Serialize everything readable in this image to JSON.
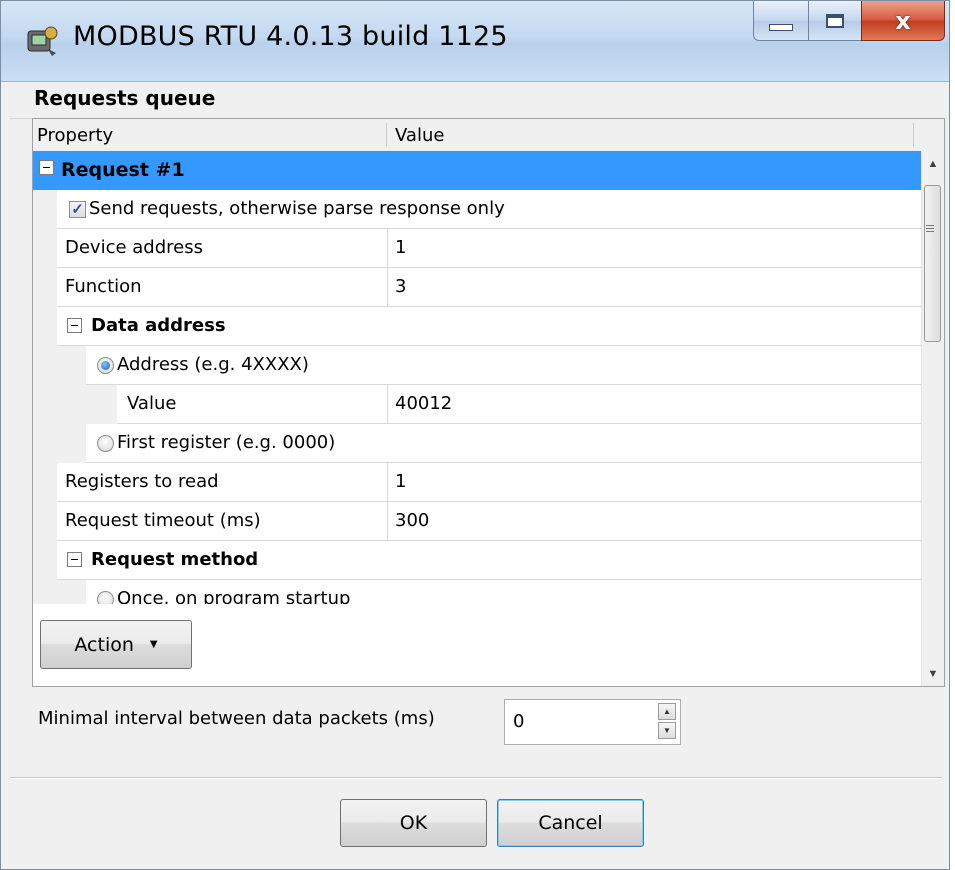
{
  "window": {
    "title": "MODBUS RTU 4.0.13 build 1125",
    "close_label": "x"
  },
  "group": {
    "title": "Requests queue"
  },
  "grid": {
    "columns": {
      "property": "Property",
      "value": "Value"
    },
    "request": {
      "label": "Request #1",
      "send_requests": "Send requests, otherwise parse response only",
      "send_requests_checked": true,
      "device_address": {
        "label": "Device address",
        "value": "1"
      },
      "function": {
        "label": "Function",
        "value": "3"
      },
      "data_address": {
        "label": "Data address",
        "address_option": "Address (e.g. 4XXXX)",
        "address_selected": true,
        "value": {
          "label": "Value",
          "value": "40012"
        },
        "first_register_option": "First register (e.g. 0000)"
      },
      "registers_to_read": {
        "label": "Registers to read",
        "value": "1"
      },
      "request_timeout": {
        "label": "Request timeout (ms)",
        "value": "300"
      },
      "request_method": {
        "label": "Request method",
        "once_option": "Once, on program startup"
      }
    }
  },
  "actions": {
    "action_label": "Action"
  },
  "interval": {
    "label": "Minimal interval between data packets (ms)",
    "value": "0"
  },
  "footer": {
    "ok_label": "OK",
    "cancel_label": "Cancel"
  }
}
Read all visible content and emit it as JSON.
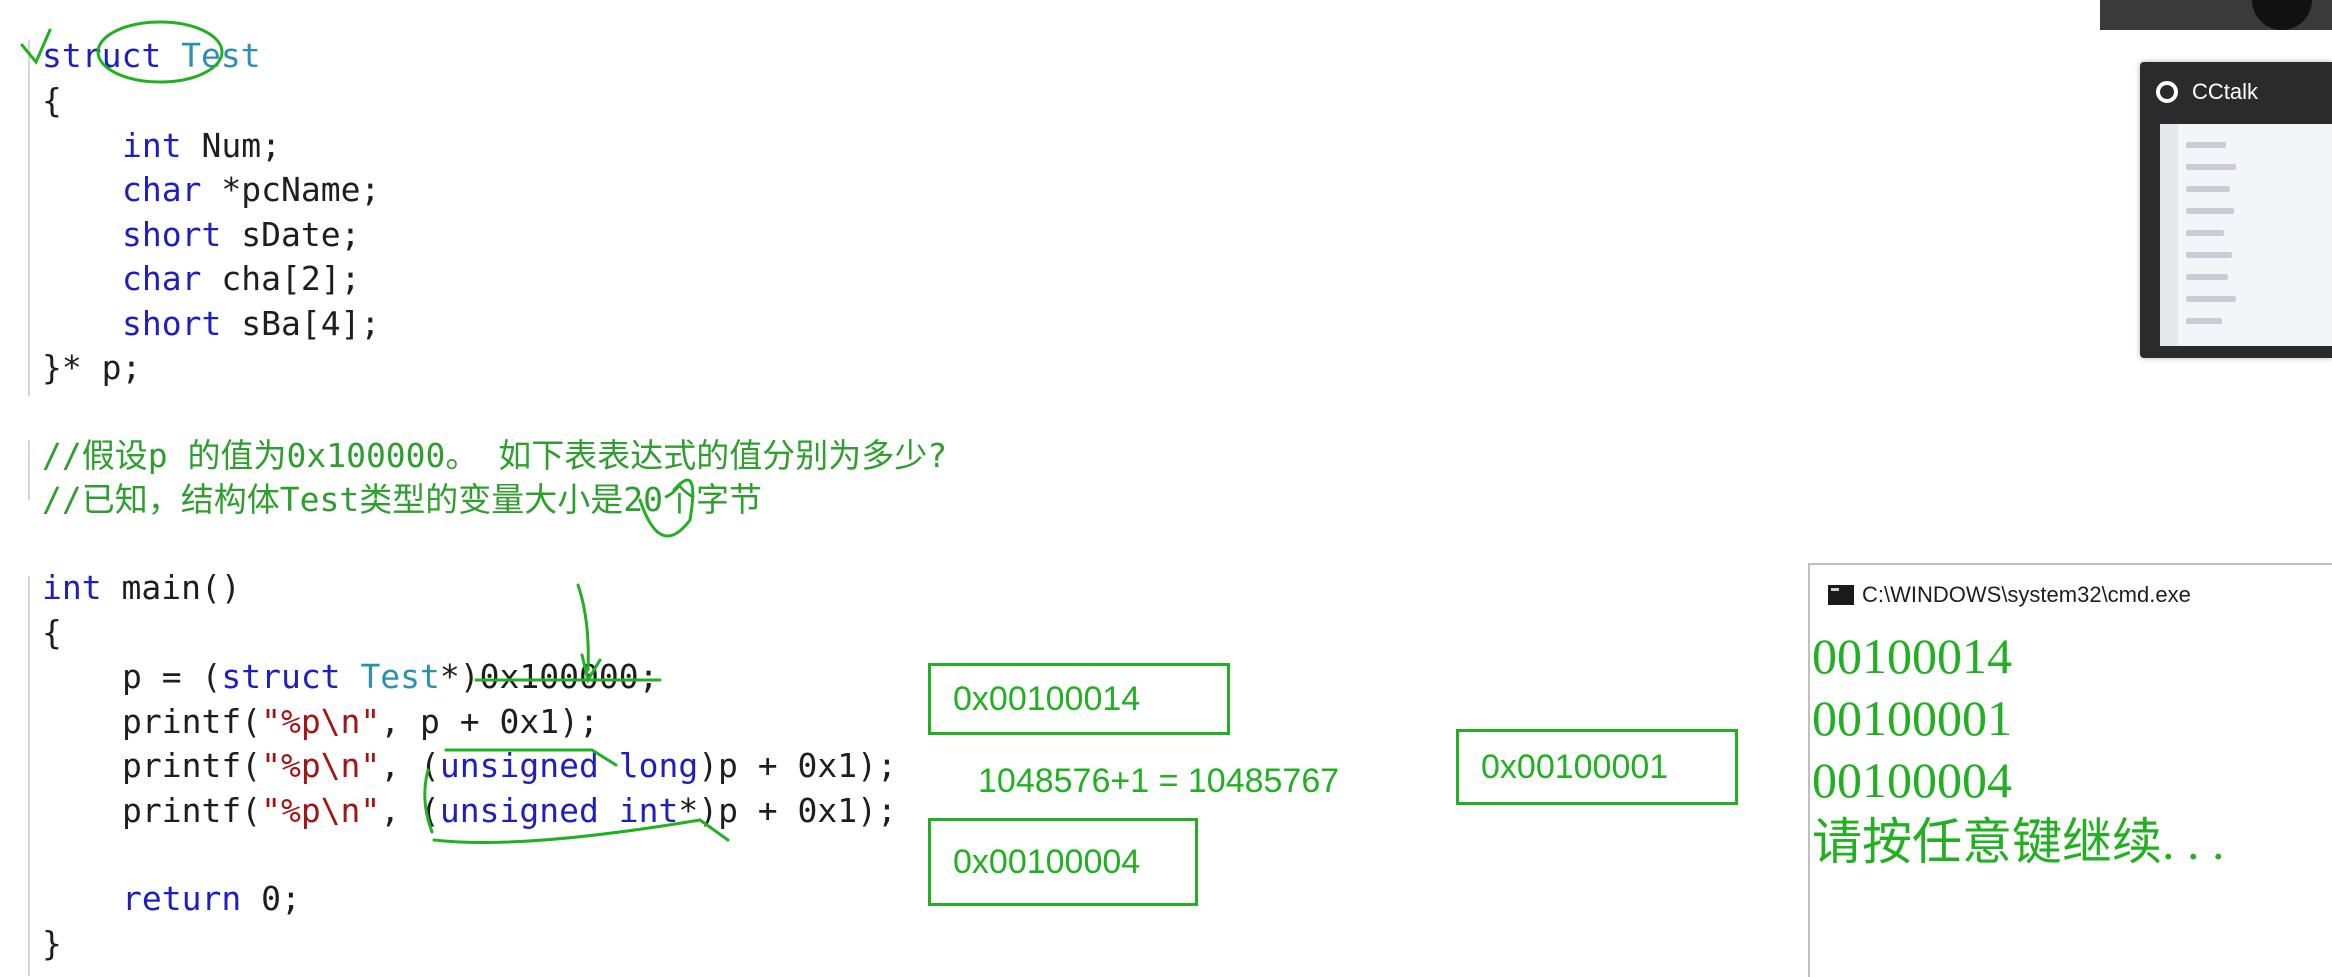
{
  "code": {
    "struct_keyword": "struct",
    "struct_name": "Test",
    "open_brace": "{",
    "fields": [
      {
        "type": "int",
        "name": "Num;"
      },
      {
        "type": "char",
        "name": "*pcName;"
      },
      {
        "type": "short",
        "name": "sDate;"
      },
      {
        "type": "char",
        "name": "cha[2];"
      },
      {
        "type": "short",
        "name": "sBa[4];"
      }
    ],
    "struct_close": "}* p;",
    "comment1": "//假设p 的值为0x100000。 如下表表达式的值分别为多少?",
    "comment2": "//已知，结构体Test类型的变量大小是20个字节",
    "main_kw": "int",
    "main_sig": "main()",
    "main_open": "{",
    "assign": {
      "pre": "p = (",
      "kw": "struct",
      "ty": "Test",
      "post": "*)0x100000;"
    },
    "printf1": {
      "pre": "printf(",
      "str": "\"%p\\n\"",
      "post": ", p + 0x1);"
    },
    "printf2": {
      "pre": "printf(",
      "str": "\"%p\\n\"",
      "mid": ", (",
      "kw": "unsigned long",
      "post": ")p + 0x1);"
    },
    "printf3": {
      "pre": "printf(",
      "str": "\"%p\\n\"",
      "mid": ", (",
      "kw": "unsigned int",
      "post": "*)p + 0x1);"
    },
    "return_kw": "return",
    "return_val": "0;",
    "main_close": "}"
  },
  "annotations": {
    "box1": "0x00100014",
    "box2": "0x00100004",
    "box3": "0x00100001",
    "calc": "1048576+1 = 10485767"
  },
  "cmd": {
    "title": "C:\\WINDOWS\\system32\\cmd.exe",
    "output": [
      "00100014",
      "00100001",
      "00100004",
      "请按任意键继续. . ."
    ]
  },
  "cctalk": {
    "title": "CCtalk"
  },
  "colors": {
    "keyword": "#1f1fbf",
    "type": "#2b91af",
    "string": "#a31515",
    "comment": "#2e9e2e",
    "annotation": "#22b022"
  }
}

^^^^^^^^

## Exercise task
Count the lines of the listing above that include the word "JSON" and state the total with nothing else.

## Answer below
2